Filter the entries and keep only the lines where the string "which" appears.

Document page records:
= Beginning of Section =
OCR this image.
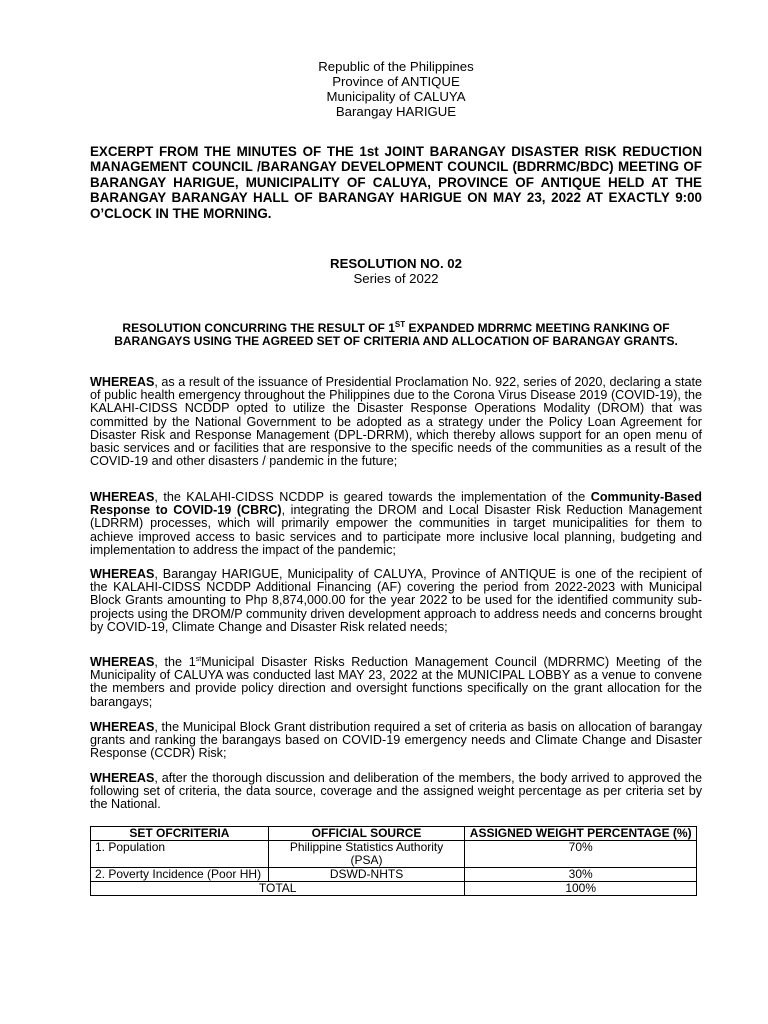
Republic of the Philippines
Province of ANTIQUE
Municipality of CALUYA
Barangay HARIGUE
EXCERPT FROM THE MINUTES OF THE 1st JOINT BARANGAY DISASTER RISK REDUCTION MANAGEMENT COUNCIL /BARANGAY DEVELOPMENT COUNCIL (BDRRMC/BDC) MEETING OF BARANGAY HARIGUE, MUNICIPALITY OF CALUYA, PROVINCE OF ANTIQUE HELD AT THE BARANGAY BARANGAY HALL OF BARANGAY HARIGUE ON MAY 23, 2022 AT EXACTLY 9:00 O’CLOCK IN THE MORNING.
RESOLUTION NO. 02
Series of 2022
RESOLUTION CONCURRING THE RESULT OF 1ST EXPANDED MDRRMC MEETING RANKING OF BARANGAYS USING THE AGREED SET OF CRITERIA AND ALLOCATION OF BARANGAY GRANTS.
WHEREAS, as a result of the issuance of Presidential Proclamation No. 922, series of 2020, declaring a state of public health emergency throughout the Philippines due to the Corona Virus Disease 2019 (COVID-19), the KALAHI-CIDSS NCDDP opted to utilize the Disaster Response Operations Modality (DROM) that was committed by the National Government to be adopted as a strategy under the Policy Loan Agreement for Disaster Risk and Response Management (DPL-DRRM), which thereby allows support for an open menu of basic services and or facilities that are responsive to the specific needs of the communities as a result of the COVID-19 and other disasters / pandemic in the future;
WHEREAS, the KALAHI-CIDSS NCDDP is geared towards the implementation of the Community-Based Response to COVID-19 (CBRC), integrating the DROM and Local Disaster Risk Reduction Management (LDRRM) processes, which will primarily empower the communities in target municipalities for them to achieve improved access to basic services and to participate more inclusive local planning, budgeting and implementation to address the impact of the pandemic;
WHEREAS, Barangay HARIGUE, Municipality of CALUYA, Province of ANTIQUE is one of the recipient of the KALAHI-CIDSS NCDDP Additional Financing (AF) covering the period from 2022-2023 with Municipal Block Grants amounting to Php 8,874,000.00 for the year 2022 to be used for the identified community sub-projects using the DROM/P community driven development approach to address needs and concerns brought by COVID-19, Climate Change and Disaster Risk related needs;
WHEREAS, the 1stMunicipal Disaster Risks Reduction Management Council (MDRRMC) Meeting of the Municipality of CALUYA was conducted last MAY 23, 2022 at the MUNICIPAL LOBBY as a venue to convene the members and provide policy direction and oversight functions specifically on the grant allocation for the barangays;
WHEREAS, the Municipal Block Grant distribution required a set of criteria as basis on allocation of barangay grants and ranking the barangays based on COVID-19 emergency needs and Climate Change and Disaster Response (CCDR) Risk;
WHEREAS, after the thorough discussion and deliberation of the members, the body arrived to approved the following set of criteria, the data source, coverage and the assigned weight percentage as per criteria set by the National.
SET OFCRITERIA	OFFICIAL SOURCE	ASSIGNED WEIGHT PERCENTAGE (%)
1. Population	Philippine Statistics Authority (PSA)	70%
2. Poverty Incidence (Poor HH)	DSWD-NHTS	30%
TOTAL		100%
= End of Section =
Problem solution:
WHEREAS, as a result of the issuance of Presidential Proclamation No. 922, series of 2020, declaring a state of public health emergency throughout the Philippines due to the Corona Virus Disease 2019 (COVID-19), the KALAHI-CIDSS NCDDP opted to utilize the Disaster Response Operations Modality (DROM) that was committed by the National Government to be adopted as a strategy under the Policy Loan Agreement for Disaster Risk and Response Management (DPL-DRRM), which thereby allows support for an open menu of basic services and or facilities that are responsive to the specific needs of the communities as a result of the COVID-19 and other disasters / pandemic in the future;
WHEREAS, the KALAHI-CIDSS NCDDP is geared towards the implementation of the Community-Based Response to COVID-19 (CBRC), integrating the DROM and Local Disaster Risk Reduction Management (LDRRM) processes, which will primarily empower the communities in target municipalities for them to achieve improved access to basic services and to participate more inclusive local planning, budgeting and implementation to address the impact of the pandemic;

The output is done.